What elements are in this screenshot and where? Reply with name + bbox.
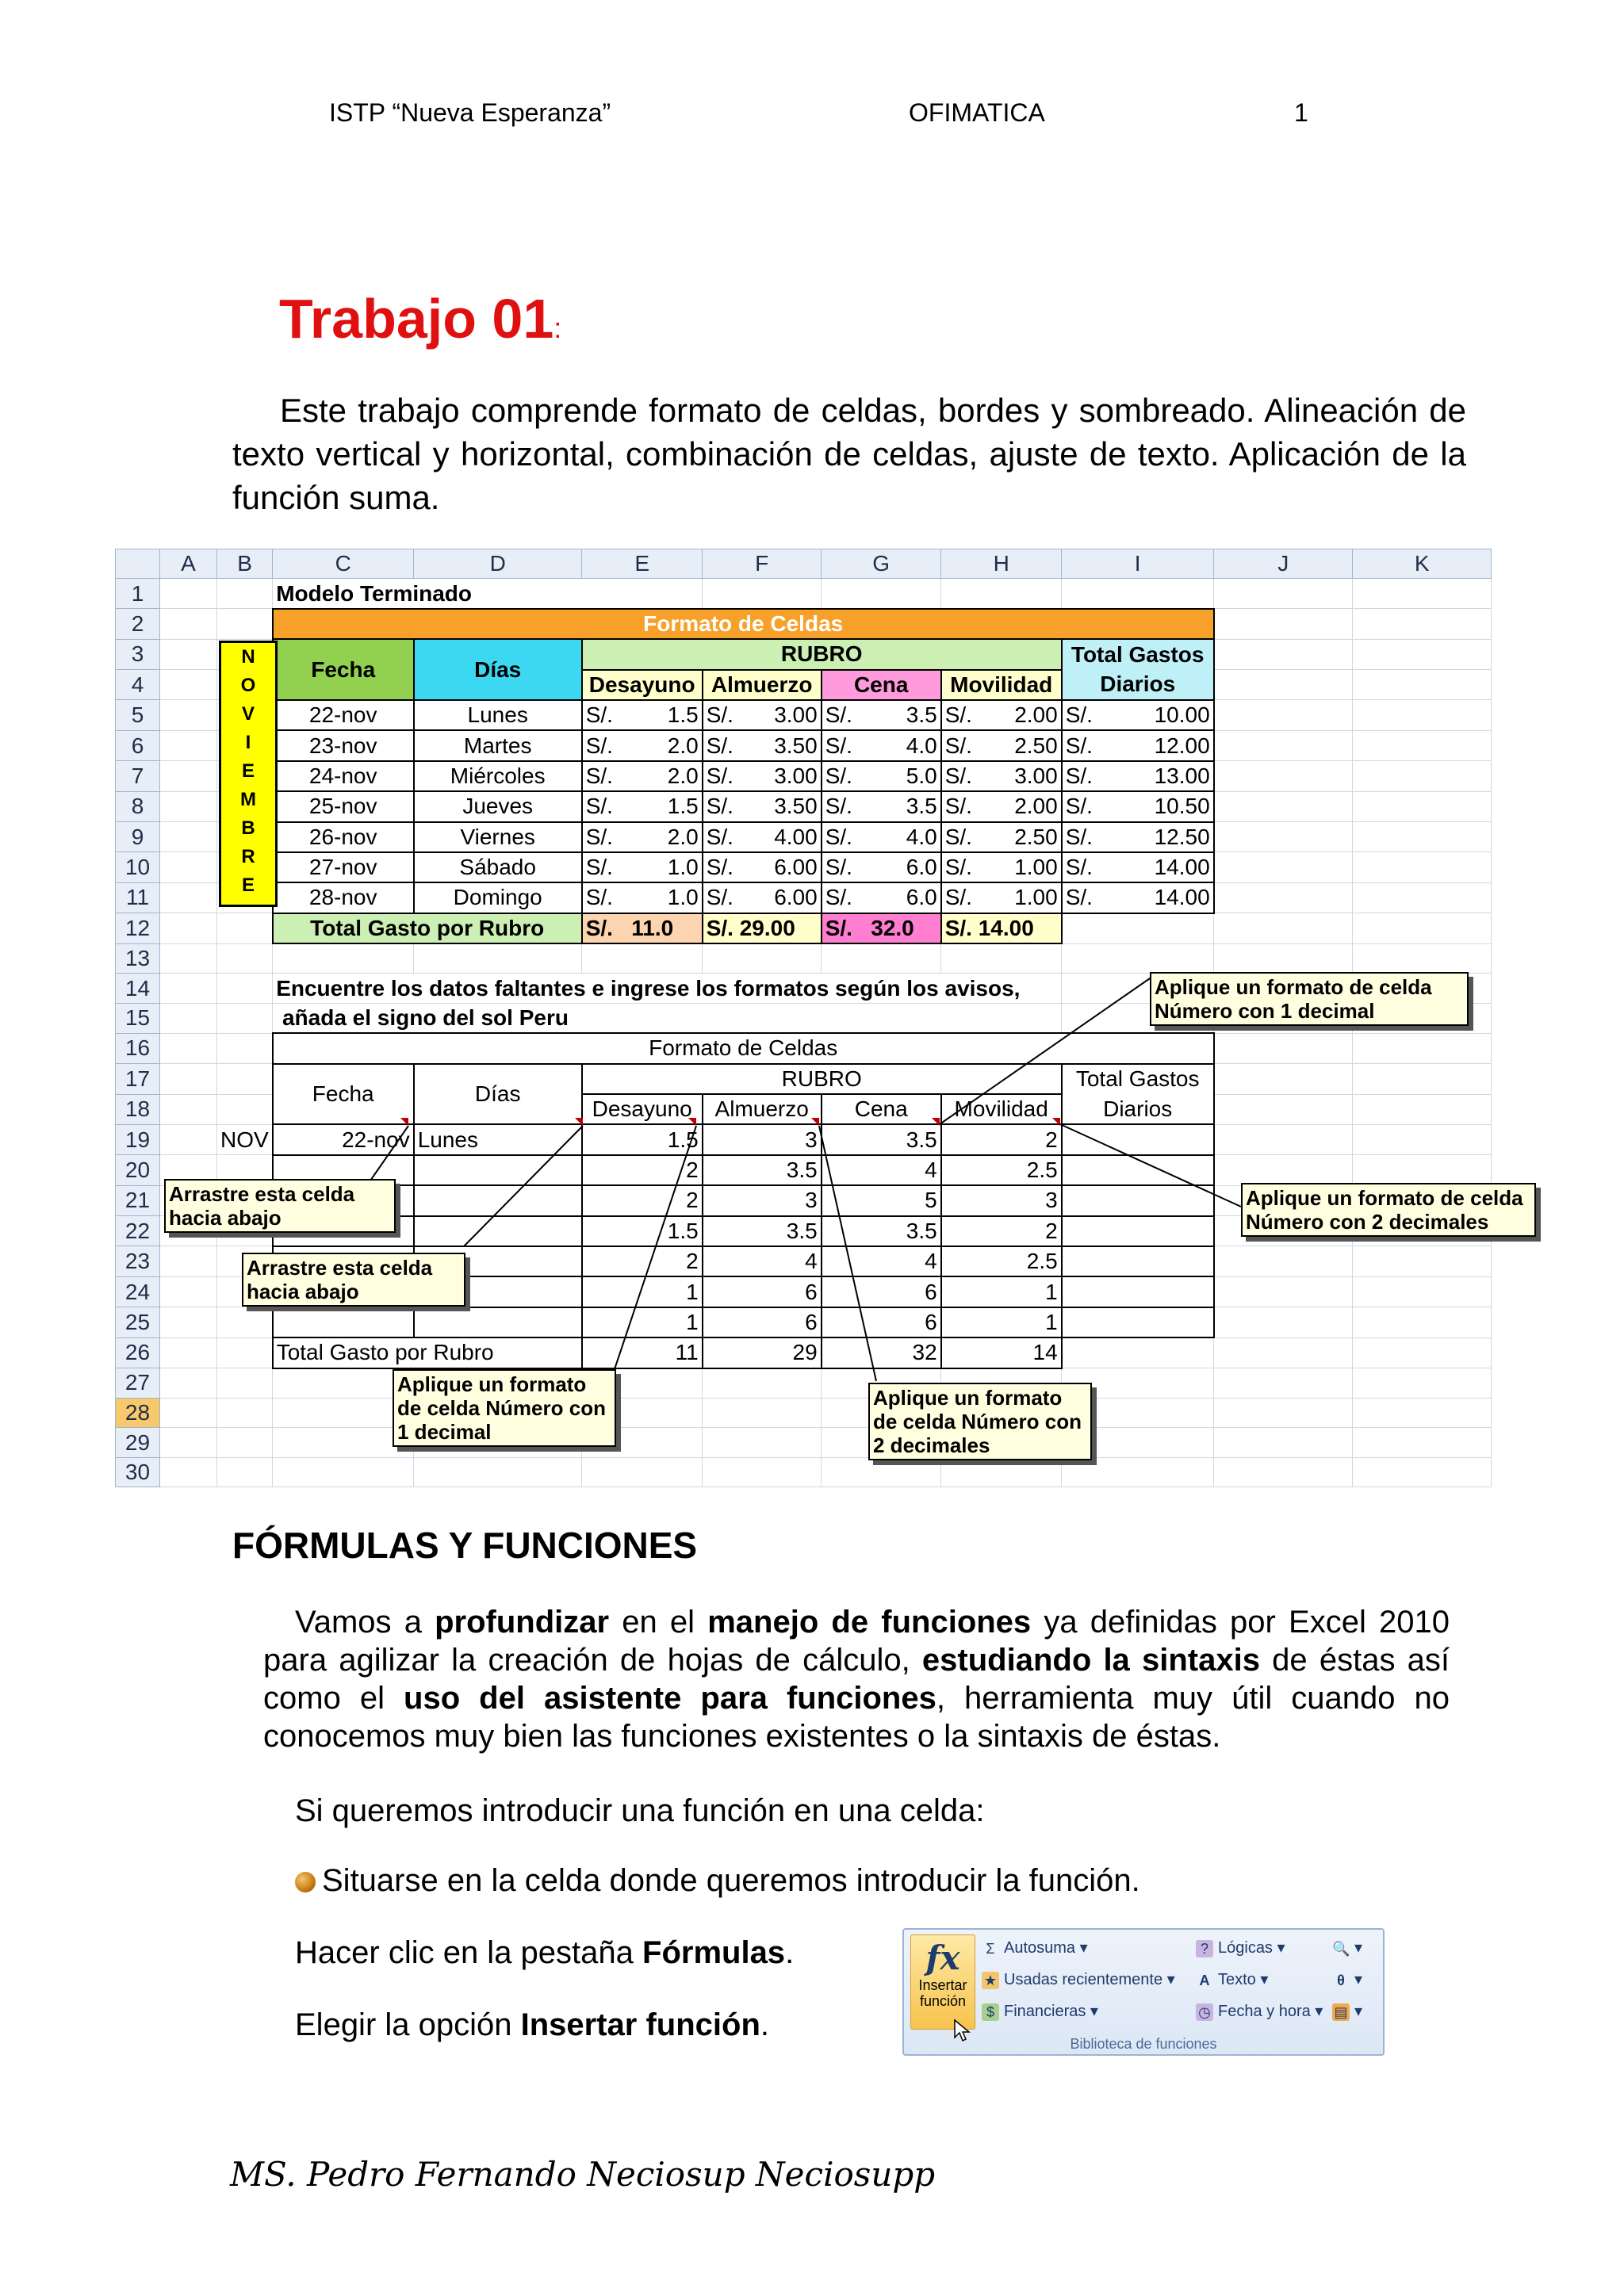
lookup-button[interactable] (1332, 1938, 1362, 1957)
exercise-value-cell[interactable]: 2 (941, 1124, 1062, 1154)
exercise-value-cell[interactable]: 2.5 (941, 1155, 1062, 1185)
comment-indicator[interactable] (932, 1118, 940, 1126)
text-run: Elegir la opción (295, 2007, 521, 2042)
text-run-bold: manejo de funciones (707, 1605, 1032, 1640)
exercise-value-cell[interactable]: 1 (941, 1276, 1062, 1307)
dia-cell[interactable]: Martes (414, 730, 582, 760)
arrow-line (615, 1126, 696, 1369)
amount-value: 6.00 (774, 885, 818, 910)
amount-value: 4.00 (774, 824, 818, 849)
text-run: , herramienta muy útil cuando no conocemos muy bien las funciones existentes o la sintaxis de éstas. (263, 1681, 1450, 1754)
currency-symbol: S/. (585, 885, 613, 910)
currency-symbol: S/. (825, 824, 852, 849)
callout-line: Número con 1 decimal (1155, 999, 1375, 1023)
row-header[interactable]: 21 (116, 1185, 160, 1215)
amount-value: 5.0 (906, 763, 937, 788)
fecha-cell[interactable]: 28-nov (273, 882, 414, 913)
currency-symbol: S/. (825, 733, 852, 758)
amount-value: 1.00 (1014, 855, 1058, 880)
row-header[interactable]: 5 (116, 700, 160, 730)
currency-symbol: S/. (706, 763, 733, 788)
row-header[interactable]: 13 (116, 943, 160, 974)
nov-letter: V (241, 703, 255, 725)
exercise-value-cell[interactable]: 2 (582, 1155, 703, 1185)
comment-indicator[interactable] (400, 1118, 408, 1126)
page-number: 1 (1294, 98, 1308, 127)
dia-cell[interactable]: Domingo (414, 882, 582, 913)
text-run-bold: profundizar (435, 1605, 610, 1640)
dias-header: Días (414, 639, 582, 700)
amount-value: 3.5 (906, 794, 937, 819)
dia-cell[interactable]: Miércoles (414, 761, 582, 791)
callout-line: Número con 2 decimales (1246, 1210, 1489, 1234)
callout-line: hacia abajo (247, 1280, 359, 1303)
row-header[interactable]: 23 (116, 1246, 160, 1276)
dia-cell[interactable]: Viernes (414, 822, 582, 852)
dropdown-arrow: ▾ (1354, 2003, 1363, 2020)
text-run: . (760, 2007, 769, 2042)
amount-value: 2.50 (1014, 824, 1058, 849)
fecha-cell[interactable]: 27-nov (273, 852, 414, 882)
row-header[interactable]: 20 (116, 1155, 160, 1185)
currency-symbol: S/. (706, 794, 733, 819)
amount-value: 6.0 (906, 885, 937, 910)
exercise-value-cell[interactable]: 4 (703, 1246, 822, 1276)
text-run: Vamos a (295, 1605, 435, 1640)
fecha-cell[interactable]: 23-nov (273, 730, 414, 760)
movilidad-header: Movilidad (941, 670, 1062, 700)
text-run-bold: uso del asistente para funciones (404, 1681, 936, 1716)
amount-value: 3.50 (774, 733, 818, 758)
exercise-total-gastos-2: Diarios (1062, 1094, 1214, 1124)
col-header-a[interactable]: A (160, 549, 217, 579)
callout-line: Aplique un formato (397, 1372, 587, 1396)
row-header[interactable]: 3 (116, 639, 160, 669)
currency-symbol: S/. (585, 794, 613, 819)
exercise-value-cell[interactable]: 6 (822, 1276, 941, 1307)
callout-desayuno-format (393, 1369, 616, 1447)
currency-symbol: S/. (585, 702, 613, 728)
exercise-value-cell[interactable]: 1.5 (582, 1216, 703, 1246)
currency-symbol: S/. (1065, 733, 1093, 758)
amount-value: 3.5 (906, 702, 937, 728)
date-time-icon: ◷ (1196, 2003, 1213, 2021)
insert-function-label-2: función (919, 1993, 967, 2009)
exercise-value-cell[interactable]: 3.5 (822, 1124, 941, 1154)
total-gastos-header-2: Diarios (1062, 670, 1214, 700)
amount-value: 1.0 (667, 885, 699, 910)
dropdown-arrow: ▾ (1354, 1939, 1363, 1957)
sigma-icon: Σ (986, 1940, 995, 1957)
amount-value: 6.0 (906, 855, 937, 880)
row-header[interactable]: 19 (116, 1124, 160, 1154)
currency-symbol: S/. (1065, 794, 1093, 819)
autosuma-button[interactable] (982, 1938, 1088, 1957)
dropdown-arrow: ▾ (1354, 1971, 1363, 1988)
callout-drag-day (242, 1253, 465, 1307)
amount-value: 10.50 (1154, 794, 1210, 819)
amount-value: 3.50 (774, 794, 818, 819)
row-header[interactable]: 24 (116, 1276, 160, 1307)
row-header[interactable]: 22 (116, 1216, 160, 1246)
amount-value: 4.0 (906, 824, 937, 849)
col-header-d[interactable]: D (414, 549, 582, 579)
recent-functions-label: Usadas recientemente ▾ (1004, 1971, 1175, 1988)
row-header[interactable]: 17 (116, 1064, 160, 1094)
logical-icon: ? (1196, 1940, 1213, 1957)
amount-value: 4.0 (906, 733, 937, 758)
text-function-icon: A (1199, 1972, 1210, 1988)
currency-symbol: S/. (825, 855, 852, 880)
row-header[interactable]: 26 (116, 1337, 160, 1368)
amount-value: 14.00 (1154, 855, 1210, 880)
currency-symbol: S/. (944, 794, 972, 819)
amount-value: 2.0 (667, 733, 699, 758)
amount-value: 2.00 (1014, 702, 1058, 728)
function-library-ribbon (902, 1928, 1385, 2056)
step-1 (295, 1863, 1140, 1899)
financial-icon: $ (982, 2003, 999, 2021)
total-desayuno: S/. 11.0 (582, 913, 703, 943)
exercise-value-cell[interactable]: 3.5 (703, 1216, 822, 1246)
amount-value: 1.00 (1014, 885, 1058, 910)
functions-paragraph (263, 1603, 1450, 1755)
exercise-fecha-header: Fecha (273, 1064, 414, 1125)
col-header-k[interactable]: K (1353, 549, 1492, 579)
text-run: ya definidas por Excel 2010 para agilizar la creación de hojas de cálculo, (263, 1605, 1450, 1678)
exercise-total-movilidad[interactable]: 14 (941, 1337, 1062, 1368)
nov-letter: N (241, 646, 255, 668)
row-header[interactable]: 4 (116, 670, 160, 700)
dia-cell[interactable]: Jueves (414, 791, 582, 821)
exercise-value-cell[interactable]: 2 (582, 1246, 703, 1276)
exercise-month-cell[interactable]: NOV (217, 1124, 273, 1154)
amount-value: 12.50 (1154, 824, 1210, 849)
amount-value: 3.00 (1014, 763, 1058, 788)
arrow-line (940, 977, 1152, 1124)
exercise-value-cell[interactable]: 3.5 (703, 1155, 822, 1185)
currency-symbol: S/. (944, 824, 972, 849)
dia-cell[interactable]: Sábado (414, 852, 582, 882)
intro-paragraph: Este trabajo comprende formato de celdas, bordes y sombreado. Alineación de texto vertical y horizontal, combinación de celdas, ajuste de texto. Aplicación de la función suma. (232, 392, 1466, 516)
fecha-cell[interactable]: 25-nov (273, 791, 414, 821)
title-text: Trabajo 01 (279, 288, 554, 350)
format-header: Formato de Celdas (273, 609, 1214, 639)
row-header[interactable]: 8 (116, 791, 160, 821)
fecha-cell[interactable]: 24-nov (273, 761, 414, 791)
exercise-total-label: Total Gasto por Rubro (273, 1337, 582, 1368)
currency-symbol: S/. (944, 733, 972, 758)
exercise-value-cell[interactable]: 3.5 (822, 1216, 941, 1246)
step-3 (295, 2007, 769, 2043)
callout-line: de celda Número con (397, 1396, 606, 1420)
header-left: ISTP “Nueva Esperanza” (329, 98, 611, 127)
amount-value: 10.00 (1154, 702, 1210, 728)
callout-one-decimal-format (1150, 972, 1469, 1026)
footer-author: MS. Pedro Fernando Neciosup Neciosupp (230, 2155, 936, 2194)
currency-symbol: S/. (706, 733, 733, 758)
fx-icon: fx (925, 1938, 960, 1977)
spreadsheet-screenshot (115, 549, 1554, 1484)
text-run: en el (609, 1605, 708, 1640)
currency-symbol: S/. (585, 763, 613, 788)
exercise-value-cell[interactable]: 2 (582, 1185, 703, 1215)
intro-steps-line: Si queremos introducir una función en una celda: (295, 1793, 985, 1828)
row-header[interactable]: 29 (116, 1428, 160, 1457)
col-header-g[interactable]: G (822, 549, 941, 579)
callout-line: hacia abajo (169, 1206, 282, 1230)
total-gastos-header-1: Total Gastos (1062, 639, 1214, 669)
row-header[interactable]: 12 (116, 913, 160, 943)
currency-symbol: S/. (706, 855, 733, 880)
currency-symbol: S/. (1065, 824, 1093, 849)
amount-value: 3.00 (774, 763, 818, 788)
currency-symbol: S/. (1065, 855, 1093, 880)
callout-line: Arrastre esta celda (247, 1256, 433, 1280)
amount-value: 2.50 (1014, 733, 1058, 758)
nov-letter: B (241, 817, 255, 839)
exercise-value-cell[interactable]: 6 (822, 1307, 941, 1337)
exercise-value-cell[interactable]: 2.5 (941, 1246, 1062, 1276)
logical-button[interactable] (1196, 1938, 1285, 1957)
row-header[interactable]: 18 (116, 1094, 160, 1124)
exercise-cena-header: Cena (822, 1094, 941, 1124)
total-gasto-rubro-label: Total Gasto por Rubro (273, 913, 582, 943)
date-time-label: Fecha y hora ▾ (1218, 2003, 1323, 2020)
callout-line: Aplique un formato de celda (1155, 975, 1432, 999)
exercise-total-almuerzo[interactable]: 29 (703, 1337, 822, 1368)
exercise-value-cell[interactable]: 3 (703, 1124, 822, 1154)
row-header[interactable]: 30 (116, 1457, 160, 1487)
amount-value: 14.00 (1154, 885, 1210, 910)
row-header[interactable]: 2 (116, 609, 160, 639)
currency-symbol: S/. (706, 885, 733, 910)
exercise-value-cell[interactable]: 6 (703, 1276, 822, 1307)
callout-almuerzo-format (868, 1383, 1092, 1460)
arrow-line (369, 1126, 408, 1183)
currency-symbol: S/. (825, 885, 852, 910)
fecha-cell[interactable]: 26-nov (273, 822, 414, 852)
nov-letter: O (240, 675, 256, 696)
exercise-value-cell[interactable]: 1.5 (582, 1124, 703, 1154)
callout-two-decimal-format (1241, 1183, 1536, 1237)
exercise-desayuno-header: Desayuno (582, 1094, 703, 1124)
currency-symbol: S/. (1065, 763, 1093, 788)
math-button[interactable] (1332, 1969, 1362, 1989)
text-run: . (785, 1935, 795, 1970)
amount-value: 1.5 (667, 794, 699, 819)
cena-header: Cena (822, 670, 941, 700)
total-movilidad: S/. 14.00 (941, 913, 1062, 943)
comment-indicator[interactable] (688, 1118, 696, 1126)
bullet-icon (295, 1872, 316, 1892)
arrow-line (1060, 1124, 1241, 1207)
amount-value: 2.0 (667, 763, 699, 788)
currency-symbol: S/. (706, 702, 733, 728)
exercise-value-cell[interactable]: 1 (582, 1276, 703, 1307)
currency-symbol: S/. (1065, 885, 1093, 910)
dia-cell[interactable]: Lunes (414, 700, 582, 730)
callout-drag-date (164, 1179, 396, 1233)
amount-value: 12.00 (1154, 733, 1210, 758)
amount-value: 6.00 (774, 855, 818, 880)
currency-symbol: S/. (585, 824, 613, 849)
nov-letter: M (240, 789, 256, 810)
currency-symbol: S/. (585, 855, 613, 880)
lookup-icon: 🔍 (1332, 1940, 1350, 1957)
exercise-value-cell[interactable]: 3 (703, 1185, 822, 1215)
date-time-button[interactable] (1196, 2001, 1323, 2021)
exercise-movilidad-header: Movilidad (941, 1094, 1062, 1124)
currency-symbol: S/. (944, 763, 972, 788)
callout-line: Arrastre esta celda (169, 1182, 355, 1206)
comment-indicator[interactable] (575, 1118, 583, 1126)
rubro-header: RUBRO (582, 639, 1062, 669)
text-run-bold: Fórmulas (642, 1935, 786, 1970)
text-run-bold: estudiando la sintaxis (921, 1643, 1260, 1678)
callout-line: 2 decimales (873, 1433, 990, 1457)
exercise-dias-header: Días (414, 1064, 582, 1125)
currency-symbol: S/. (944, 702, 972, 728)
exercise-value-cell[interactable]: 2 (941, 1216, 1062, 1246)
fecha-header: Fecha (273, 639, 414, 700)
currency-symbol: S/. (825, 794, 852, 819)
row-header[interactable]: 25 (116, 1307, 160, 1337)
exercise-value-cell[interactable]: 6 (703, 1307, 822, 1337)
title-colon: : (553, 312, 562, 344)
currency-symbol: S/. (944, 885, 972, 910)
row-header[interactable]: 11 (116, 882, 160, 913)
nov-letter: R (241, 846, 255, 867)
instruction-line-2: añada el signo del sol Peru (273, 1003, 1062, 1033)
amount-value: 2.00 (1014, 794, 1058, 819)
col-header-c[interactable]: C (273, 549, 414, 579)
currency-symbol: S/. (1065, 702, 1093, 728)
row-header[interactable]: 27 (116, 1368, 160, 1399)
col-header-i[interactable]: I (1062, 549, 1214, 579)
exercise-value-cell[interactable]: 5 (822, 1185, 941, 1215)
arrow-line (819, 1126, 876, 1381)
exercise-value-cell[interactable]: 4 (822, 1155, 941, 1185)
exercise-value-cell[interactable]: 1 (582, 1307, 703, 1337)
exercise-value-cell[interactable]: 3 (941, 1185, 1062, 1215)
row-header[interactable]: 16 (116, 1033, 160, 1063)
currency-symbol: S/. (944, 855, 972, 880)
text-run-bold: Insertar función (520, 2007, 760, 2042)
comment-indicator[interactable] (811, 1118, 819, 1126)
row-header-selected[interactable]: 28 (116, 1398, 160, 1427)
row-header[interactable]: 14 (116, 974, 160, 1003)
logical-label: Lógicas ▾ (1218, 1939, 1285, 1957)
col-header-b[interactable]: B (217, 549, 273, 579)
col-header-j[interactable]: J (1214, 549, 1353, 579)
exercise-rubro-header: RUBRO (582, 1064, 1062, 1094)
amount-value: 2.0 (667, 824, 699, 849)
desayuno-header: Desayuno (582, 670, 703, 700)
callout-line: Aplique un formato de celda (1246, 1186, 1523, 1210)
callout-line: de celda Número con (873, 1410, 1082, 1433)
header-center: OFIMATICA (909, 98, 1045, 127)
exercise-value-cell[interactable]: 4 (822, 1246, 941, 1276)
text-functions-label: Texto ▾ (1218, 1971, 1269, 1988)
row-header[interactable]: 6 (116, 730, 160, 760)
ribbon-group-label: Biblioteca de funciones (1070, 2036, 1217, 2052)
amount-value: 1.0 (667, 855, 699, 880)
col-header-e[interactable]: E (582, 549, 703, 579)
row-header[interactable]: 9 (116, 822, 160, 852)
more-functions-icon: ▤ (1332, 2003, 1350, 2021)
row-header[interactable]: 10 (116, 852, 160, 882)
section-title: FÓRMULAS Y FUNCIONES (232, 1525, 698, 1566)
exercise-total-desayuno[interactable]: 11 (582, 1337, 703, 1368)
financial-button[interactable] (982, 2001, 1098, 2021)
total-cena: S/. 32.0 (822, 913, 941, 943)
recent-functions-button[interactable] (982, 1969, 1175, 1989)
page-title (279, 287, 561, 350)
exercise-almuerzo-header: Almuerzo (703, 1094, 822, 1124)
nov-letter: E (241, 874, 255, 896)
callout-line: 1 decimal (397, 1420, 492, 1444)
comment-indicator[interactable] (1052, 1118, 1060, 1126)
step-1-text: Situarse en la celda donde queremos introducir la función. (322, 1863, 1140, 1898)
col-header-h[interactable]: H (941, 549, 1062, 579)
———
Reproduce the lines from the line with "lookup-button[interactable] (1332, 1938, 1362, 1957)" up to and including the line with "text-run: , herramienta", substituting "Seleccionar" for "Elegir" and leaving everything else unchanged.

lookup-button[interactable] (1332, 1938, 1362, 1957)
exercise-value-cell[interactable]: 2 (941, 1124, 1062, 1154)
exercise-value-cell[interactable]: 2.5 (941, 1155, 1062, 1185)
comment-indicator[interactable] (932, 1118, 940, 1126)
text-run: Seleccionar la opción (295, 2007, 521, 2042)
text-run-bold: manejo de funciones (707, 1605, 1032, 1640)
exercise-value-cell[interactable]: 1 (941, 1276, 1062, 1307)
dia-cell[interactable]: Martes (414, 730, 582, 760)
arrow-line (615, 1126, 696, 1369)
amount-value: 6.00 (774, 885, 818, 910)
amount-value: 4.00 (774, 824, 818, 849)
text-run: , herramienta muy útil cuando no conocemos muy bien las funciones existentes o la sintaxis de éstas. (263, 1681, 1450, 1754)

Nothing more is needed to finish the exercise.